Collected data entries
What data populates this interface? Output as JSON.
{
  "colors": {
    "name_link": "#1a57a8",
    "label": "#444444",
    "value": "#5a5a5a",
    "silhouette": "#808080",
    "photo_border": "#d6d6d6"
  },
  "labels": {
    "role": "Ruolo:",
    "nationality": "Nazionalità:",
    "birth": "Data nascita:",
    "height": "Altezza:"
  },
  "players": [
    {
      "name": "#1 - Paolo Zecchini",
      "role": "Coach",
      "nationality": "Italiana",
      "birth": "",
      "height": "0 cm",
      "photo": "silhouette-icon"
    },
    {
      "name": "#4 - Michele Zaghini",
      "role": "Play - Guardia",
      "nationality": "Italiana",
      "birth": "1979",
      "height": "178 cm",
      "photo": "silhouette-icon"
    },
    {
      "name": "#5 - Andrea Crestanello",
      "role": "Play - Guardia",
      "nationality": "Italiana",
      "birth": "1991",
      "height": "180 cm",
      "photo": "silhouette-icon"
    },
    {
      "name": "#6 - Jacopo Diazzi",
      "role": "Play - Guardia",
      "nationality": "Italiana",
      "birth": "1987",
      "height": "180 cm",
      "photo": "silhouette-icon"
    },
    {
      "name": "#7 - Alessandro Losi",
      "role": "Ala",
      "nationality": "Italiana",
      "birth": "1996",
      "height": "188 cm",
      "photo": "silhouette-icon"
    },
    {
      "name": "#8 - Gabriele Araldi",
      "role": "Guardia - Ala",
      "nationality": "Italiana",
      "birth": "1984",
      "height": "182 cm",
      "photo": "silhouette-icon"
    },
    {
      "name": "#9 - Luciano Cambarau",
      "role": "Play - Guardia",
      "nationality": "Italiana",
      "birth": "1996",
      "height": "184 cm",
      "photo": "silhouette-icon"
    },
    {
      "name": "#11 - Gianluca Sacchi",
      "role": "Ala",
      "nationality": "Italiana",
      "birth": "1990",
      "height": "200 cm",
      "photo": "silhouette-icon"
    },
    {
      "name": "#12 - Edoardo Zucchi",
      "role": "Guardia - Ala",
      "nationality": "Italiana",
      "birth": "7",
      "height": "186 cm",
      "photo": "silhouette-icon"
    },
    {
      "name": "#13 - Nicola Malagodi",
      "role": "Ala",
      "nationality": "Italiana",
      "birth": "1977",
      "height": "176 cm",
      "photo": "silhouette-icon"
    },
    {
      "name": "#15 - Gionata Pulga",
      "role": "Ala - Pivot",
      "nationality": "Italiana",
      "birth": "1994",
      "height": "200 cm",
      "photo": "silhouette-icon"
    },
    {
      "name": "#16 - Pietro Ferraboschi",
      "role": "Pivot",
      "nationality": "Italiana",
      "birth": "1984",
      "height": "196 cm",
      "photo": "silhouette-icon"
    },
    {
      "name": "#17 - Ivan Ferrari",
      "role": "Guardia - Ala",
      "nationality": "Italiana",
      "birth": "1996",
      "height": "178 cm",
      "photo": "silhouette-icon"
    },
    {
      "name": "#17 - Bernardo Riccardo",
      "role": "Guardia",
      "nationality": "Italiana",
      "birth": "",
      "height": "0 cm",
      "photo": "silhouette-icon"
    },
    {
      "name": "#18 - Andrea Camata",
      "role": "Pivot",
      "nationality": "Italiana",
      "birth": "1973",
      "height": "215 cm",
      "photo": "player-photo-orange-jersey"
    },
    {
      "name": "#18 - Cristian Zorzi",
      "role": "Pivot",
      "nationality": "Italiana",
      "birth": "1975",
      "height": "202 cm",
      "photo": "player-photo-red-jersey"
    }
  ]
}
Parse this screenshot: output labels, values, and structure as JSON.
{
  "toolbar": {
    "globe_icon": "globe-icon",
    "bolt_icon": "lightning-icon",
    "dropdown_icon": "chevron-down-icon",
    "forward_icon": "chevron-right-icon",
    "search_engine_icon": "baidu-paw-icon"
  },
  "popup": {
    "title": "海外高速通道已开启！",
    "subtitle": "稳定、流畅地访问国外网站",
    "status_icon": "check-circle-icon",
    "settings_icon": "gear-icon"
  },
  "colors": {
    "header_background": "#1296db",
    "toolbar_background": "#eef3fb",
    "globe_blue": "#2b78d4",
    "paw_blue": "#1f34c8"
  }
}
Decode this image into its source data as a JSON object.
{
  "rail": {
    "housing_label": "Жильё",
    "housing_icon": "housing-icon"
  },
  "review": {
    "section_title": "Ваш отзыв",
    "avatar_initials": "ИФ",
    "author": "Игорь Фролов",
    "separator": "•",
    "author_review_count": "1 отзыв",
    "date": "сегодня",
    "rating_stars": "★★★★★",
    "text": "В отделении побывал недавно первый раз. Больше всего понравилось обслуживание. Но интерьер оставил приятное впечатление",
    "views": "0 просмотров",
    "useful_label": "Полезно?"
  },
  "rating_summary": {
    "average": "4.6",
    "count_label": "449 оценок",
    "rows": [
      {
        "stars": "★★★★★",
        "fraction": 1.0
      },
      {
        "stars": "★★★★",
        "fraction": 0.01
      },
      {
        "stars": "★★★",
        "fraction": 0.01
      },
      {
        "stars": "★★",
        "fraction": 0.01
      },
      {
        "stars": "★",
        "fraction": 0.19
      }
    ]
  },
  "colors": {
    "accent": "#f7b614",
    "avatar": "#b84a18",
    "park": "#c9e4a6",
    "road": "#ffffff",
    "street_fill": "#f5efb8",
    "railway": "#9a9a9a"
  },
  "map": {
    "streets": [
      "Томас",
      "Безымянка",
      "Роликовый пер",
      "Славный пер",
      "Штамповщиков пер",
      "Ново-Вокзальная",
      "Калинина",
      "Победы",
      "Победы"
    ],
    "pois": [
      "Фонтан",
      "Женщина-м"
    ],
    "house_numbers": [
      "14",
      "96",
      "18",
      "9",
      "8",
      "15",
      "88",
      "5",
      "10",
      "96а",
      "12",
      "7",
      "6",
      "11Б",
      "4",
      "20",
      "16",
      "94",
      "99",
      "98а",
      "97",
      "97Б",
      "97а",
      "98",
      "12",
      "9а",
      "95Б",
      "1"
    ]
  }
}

#### WHAT IS ASKED
Every line in the data that holds "chevron" should be copied out.

#### RESULT FOR THIS EXERCISE
    "dropdown_icon": "chevron-down-icon",
    "forward_icon": "chevron-right-icon",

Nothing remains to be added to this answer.